* **What you have to do**: Output the material below in its entirety, exactly as given.

[Dataset excerpt]
-*-*-

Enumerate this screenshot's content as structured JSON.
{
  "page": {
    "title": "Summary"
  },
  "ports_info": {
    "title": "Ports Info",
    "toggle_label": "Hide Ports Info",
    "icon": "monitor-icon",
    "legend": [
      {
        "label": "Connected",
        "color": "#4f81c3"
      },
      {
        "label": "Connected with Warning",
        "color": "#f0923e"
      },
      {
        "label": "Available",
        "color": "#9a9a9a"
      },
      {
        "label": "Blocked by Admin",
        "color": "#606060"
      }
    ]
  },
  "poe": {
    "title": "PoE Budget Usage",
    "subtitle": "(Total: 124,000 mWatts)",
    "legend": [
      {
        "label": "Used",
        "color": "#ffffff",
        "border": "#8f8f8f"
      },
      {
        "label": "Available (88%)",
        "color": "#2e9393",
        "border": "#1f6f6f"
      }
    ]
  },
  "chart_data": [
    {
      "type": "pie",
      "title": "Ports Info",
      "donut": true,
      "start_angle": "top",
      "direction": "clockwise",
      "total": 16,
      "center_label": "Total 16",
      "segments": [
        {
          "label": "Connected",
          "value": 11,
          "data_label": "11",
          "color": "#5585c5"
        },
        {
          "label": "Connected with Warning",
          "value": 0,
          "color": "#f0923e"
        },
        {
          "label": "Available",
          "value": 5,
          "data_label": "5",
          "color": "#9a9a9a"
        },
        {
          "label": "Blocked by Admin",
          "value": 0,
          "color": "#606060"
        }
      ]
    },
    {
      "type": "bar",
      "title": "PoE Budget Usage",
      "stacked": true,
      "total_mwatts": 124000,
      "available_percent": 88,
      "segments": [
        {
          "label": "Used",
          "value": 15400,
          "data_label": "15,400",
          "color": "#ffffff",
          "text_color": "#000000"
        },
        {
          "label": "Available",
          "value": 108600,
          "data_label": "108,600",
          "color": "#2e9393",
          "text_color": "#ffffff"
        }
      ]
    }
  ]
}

-*-*-

* **Final result**:
Enumerate this screenshot's content as structured JSON.
{
  "page": {
    "title": "Summary"
  },
  "ports_info": {
    "title": "Ports Info",
    "toggle_label": "Hide Ports Info",
    "icon": "monitor-icon",
    "legend": [
      {
        "label": "Connected",
        "color": "#4f81c3"
      },
      {
        "label": "Connected with Warning",
        "color": "#f0923e"
      },
      {
        "label": "Available",
        "color": "#9a9a9a"
      },
      {
        "label": "Blocked by Admin",
        "color": "#606060"
      }
    ]
  },
  "poe": {
    "title": "PoE Budget Usage",
    "subtitle": "(Total: 124,000 mWatts)",
    "legend": [
      {
        "label": "Used",
        "color": "#ffffff",
        "border": "#8f8f8f"
      },
      {
        "label": "Available (88%)",
        "color": "#2e9393",
        "border": "#1f6f6f"
      }
    ]
  },
  "chart_data": [
    {
      "type": "pie",
      "title": "Ports Info",
      "donut": true,
      "start_angle": "top",
      "direction": "clockwise",
      "total": 16,
      "center_label": "Total 16",
      "segments": [
        {
          "label": "Connected",
          "value": 11,
          "data_label": "11",
          "color": "#5585c5"
        },
        {
          "label": "Connected with Warning",
          "value": 0,
          "color": "#f0923e"
        },
        {
          "label": "Available",
          "value": 5,
          "data_label": "5",
          "color": "#9a9a9a"
        },
        {
          "label": "Blocked by Admin",
          "value": 0,
          "color": "#606060"
        }
      ]
    },
    {
      "type": "bar",
      "title": "PoE Budget Usage",
      "stacked": true,
      "total_mwatts": 124000,
      "available_percent": 88,
      "segments": [
        {
          "label": "Used",
          "value": 15400,
          "data_label": "15,400",
          "color": "#ffffff",
          "text_color": "#000000"
        },
        {
          "label": "Available",
          "value": 108600,
          "data_label": "108,600",
          "color": "#2e9393",
          "text_color": "#ffffff"
        }
      ]
    }
  ]
}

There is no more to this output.